§ Input records:

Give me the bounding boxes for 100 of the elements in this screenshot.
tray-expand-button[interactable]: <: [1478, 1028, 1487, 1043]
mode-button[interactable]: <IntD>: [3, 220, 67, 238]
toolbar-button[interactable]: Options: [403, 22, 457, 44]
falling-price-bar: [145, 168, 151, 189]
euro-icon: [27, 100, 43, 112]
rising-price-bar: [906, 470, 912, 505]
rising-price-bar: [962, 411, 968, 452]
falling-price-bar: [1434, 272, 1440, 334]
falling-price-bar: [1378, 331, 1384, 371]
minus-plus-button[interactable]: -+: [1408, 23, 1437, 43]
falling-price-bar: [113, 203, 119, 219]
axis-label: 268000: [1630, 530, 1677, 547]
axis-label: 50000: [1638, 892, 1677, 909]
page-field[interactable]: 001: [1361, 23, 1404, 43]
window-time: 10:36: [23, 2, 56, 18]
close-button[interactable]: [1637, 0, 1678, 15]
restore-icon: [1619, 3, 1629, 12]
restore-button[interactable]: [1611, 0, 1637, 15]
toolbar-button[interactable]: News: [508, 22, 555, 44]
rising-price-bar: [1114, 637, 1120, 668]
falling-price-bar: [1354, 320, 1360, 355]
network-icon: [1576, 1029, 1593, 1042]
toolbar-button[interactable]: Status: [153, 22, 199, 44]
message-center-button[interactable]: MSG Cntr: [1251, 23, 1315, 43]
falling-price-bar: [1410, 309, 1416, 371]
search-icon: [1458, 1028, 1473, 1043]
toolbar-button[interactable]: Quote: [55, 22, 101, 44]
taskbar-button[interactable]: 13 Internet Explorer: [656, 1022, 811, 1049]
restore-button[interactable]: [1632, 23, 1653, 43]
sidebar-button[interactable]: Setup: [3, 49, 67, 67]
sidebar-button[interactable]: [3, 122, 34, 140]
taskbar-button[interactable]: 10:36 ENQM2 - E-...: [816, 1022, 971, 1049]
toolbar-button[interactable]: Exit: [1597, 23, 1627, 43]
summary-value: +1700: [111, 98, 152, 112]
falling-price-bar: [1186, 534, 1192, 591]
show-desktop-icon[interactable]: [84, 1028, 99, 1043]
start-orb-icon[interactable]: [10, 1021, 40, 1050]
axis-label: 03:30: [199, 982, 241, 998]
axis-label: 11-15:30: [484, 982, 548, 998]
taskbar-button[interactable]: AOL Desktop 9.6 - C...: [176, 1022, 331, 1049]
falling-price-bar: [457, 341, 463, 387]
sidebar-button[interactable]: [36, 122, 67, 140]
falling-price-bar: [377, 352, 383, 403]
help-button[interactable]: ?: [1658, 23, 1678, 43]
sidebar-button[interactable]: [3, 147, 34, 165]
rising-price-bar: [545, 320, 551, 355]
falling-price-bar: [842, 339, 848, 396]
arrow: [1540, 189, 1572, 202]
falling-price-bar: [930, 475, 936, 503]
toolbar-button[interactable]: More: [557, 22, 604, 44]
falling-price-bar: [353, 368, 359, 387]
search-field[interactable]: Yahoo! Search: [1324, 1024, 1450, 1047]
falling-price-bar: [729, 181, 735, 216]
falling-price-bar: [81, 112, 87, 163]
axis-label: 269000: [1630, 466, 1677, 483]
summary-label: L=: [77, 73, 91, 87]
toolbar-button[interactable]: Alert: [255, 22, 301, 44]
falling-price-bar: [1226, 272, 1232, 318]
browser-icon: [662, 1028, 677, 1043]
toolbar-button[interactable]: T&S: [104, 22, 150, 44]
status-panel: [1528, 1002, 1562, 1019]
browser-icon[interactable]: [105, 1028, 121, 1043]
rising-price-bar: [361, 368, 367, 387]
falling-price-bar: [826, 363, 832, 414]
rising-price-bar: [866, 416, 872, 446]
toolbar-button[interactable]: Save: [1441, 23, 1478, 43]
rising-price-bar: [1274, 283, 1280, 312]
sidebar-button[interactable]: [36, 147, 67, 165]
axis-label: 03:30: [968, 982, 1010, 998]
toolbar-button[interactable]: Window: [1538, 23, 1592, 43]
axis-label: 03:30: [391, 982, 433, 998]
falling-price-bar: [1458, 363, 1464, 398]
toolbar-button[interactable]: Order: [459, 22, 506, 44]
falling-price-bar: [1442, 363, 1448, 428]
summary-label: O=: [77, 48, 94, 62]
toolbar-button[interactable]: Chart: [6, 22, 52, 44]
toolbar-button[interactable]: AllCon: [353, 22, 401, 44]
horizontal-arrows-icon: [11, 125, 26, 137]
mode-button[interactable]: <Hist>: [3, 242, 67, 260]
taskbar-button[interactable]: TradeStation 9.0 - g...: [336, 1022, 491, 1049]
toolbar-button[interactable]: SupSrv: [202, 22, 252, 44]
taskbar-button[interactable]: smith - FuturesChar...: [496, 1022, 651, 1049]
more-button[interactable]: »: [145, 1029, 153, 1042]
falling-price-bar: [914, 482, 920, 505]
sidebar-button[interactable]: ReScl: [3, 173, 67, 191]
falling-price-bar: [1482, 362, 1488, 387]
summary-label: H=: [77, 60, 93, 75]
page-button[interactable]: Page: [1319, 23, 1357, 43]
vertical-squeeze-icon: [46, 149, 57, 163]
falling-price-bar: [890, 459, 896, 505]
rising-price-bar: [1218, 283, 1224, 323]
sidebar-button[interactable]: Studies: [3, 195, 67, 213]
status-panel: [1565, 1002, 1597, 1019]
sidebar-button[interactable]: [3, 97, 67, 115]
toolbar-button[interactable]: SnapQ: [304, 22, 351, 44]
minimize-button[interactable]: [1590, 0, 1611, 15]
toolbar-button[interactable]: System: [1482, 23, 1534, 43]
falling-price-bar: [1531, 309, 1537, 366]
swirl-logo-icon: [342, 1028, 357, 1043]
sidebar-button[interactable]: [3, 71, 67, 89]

§ What to do:
Reproduce the entries from the start through the line containing "search-icon: [1458, 1028, 1473, 1043]", keeping each line unchanged.

§ Written solution:
Give me the bounding boxes for 100 of the elements in this screenshot.
tray-expand-button[interactable]: <: [1478, 1028, 1487, 1043]
mode-button[interactable]: <IntD>: [3, 220, 67, 238]
toolbar-button[interactable]: Options: [403, 22, 457, 44]
falling-price-bar: [145, 168, 151, 189]
euro-icon: [27, 100, 43, 112]
rising-price-bar: [906, 470, 912, 505]
rising-price-bar: [962, 411, 968, 452]
falling-price-bar: [1434, 272, 1440, 334]
falling-price-bar: [1378, 331, 1384, 371]
minus-plus-button[interactable]: -+: [1408, 23, 1437, 43]
falling-price-bar: [113, 203, 119, 219]
axis-label: 268000: [1630, 530, 1677, 547]
axis-label: 50000: [1638, 892, 1677, 909]
page-field[interactable]: 001: [1361, 23, 1404, 43]
window-time: 10:36: [23, 2, 56, 18]
close-button[interactable]: [1637, 0, 1678, 15]
restore-icon: [1619, 3, 1629, 12]
restore-button[interactable]: [1611, 0, 1637, 15]
toolbar-button[interactable]: News: [508, 22, 555, 44]
rising-price-bar: [1114, 637, 1120, 668]
falling-price-bar: [1354, 320, 1360, 355]
network-icon: [1576, 1029, 1593, 1042]
toolbar-button[interactable]: Status: [153, 22, 199, 44]
message-center-button[interactable]: MSG Cntr: [1251, 23, 1315, 43]
falling-price-bar: [1410, 309, 1416, 371]
search-icon: [1458, 1028, 1473, 1043]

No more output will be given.